*MATERIAL FOR THIS EXERCISE:*
==*==
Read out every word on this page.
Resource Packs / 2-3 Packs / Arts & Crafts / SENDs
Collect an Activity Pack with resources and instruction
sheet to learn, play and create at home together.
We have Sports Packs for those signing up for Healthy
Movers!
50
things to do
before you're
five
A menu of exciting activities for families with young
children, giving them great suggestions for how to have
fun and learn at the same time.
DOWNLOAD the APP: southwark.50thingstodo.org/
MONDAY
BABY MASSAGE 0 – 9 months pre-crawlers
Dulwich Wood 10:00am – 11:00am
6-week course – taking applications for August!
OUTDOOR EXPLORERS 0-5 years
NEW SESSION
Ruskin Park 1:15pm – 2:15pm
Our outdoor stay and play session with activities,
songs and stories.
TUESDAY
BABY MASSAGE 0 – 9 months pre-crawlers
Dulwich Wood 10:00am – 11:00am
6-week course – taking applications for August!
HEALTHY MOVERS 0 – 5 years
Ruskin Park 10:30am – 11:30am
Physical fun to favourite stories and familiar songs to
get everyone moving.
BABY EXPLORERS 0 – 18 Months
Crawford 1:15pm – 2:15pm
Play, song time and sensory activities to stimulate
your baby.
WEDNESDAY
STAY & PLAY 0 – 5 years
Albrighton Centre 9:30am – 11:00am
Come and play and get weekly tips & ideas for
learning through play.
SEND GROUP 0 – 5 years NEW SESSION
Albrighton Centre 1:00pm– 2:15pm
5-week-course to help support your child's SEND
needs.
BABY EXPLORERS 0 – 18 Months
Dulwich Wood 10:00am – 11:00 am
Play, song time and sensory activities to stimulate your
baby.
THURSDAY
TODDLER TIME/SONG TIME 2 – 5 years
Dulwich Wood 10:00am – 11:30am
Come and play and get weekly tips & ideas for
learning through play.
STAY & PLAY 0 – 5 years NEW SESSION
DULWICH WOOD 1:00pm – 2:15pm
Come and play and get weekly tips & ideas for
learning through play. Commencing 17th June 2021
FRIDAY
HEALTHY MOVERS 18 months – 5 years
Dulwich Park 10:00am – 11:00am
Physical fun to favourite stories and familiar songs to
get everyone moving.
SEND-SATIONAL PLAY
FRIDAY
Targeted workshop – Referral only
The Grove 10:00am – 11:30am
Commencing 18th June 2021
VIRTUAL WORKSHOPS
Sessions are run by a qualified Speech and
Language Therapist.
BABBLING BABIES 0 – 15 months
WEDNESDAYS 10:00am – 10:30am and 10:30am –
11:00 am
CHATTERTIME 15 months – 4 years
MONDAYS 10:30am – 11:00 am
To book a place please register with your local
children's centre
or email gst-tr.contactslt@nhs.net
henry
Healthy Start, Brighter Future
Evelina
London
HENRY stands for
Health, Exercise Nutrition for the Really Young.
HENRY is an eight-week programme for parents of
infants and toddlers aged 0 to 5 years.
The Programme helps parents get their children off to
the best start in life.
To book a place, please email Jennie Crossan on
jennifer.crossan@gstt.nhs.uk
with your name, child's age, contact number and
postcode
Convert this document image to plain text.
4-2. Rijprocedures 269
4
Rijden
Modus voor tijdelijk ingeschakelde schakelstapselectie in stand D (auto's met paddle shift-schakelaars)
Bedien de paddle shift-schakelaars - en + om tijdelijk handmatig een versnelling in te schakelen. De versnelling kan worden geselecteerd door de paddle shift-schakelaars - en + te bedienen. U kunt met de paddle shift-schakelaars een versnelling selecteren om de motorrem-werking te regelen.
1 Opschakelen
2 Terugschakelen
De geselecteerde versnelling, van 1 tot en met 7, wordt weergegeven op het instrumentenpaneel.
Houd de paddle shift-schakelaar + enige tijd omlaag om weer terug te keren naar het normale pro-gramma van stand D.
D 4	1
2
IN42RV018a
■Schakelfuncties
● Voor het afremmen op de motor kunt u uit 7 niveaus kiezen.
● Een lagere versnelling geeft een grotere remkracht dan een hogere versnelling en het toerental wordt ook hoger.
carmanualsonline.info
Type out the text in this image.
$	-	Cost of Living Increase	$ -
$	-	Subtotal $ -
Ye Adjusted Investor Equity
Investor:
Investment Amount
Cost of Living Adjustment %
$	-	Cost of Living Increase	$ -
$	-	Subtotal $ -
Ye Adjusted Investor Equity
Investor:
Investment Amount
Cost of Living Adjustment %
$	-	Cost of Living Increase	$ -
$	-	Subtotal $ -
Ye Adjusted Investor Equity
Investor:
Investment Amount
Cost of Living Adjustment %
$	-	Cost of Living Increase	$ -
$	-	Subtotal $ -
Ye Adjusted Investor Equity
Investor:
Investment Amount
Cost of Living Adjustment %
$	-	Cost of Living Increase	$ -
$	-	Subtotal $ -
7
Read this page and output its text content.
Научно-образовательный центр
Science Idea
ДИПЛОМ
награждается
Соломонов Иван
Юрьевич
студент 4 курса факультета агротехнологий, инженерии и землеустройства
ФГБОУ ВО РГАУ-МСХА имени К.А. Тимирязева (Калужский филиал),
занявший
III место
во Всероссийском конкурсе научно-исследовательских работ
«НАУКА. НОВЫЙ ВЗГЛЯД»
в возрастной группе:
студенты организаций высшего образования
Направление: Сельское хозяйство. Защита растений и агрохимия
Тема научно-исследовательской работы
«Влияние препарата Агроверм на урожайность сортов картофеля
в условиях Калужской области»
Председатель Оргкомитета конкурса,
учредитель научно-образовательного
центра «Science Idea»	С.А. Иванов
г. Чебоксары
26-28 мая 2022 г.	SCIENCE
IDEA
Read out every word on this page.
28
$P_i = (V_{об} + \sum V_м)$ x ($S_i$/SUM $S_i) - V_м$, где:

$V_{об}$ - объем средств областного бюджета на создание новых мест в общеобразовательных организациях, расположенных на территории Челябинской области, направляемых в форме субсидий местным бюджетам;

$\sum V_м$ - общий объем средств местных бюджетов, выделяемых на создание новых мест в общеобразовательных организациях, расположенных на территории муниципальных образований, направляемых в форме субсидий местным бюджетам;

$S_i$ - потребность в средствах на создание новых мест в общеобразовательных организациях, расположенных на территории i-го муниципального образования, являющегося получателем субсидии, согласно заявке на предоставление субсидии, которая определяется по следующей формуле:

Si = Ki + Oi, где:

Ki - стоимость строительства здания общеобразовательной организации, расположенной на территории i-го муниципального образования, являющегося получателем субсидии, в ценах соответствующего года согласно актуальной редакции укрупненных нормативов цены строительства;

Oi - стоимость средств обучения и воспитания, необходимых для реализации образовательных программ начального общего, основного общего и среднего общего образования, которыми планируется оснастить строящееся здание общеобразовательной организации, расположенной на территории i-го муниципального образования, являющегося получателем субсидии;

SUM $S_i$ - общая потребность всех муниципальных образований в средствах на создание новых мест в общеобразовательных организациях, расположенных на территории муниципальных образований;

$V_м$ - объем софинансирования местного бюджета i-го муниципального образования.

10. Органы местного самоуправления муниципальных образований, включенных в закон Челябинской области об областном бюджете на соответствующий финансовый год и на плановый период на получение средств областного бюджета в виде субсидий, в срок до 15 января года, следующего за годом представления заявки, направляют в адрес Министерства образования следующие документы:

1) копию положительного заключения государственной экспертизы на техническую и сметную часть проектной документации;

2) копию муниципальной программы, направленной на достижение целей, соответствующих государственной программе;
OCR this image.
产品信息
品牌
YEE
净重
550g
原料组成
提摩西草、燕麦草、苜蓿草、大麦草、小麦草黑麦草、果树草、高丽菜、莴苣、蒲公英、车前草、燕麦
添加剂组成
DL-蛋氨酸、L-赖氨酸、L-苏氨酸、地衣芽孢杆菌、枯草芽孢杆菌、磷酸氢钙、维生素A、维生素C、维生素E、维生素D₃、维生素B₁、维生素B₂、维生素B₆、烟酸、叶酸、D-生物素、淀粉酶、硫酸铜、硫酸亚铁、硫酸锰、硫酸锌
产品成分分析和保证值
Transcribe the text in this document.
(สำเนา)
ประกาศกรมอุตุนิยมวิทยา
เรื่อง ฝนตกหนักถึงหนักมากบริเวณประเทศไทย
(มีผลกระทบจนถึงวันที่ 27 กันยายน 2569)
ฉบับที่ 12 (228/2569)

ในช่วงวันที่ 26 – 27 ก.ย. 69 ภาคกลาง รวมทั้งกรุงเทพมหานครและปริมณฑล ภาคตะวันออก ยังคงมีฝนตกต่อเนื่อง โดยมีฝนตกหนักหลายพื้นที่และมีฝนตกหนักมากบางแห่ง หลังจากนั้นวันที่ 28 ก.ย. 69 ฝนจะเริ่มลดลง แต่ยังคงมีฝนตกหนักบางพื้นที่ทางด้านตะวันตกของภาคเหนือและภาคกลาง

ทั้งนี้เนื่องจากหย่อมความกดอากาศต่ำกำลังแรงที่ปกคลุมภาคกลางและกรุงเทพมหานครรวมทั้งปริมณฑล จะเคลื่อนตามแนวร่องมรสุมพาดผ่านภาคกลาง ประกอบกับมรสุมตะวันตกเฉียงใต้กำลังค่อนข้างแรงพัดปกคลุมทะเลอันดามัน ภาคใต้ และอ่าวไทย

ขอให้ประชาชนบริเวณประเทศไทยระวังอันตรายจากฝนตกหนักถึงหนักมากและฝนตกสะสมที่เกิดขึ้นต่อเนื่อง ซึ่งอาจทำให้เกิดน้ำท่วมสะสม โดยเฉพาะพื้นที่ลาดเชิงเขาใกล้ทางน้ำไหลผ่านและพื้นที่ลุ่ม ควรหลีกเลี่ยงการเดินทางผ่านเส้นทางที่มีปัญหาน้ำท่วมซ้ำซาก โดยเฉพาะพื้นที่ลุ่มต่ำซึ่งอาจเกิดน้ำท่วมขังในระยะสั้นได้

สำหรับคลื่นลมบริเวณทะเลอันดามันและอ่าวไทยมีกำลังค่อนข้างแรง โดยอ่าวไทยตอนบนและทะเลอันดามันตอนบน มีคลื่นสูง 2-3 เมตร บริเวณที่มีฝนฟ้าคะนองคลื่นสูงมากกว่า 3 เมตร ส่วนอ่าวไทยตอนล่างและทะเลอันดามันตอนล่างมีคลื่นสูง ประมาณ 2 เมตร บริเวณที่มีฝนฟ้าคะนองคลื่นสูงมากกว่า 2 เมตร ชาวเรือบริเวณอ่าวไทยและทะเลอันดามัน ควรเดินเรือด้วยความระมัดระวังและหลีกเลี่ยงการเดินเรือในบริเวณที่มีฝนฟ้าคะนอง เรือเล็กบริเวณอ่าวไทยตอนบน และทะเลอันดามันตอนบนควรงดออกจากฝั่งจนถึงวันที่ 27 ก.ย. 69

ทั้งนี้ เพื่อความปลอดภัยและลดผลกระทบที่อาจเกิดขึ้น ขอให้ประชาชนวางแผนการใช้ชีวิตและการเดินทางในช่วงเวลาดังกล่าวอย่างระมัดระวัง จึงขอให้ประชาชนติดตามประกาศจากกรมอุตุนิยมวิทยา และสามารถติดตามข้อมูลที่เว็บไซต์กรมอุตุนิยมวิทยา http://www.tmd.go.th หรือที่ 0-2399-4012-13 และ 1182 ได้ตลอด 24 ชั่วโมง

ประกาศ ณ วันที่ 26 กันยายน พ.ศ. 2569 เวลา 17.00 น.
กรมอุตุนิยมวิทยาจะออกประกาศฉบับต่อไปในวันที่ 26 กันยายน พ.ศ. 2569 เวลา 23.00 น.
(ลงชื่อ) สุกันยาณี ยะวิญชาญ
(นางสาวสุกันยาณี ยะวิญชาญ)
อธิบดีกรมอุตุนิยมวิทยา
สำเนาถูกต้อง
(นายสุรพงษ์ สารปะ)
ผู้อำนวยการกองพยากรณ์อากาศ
==*==
*YOUR TASK:*
Of the lines above, how many contain the word "муниципального"? Provide the number and nothing else.

*THE OUTPUT:*
4